> Task to complete
Where a line of the listing below includes the word "name", reproduce that line.

----

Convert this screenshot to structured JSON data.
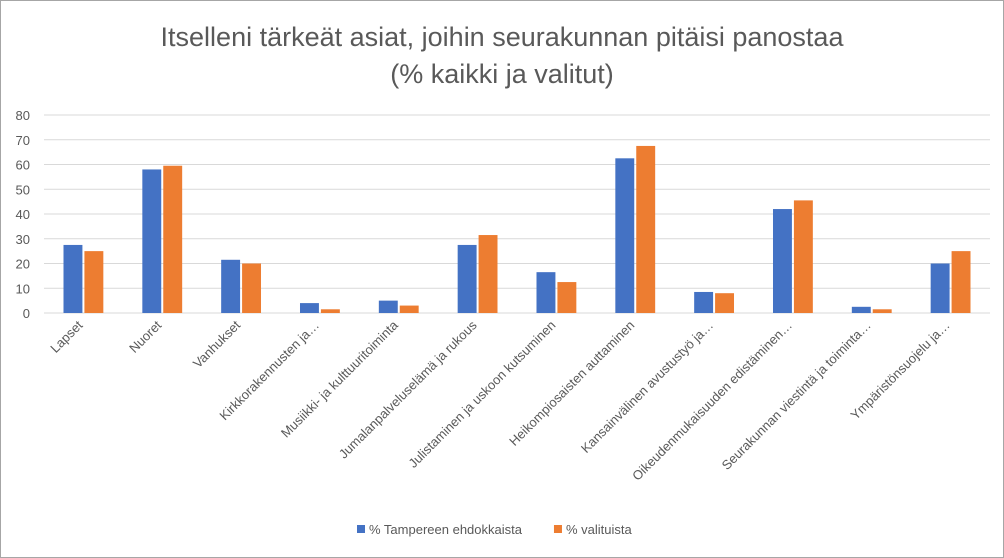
{
  "chart_data": {
    "type": "bar",
    "title": "Itselleni tärkeät asiat, joihin seurakunnan pitäisi panostaa",
    "subtitle": "(% kaikki ja valitut)",
    "categories": [
      "Lapset",
      "Nuoret",
      "Vanhukset",
      "Kirkkorakennusten ja…",
      "Musiikki- ja kulttuuritoiminta",
      "Jumalanpalveluselämä ja rukous",
      "Julistaminen ja uskoon kutsuminen",
      "Heikompiosaisten auttaminen",
      "Kansainvälinen avustustyö ja…",
      "Oikeudenmukaisuuden edistäminen…",
      "Seurakunnan viestintä ja toiminta…",
      "Ympäristönsuojelu ja…"
    ],
    "series": [
      {
        "name": "% Tampereen ehdokkaista",
        "color": "#4472c4",
        "values": [
          27.5,
          58,
          21.5,
          4,
          5,
          27.5,
          16.5,
          62.5,
          8.5,
          42,
          2.5,
          20
        ]
      },
      {
        "name": "% valituista",
        "color": "#ed7d31",
        "values": [
          25,
          59.5,
          20,
          1.5,
          3,
          31.5,
          12.5,
          67.5,
          8,
          45.5,
          1.5,
          25
        ]
      }
    ],
    "ylim": [
      0,
      80
    ],
    "yticks": [
      0,
      10,
      20,
      30,
      40,
      50,
      60,
      70,
      80
    ],
    "grid": true,
    "legend": "bottom"
  }
}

----

> Solution to this exercise
        "name": "% Tampereen ehdokkaista",
        "name": "% valituista",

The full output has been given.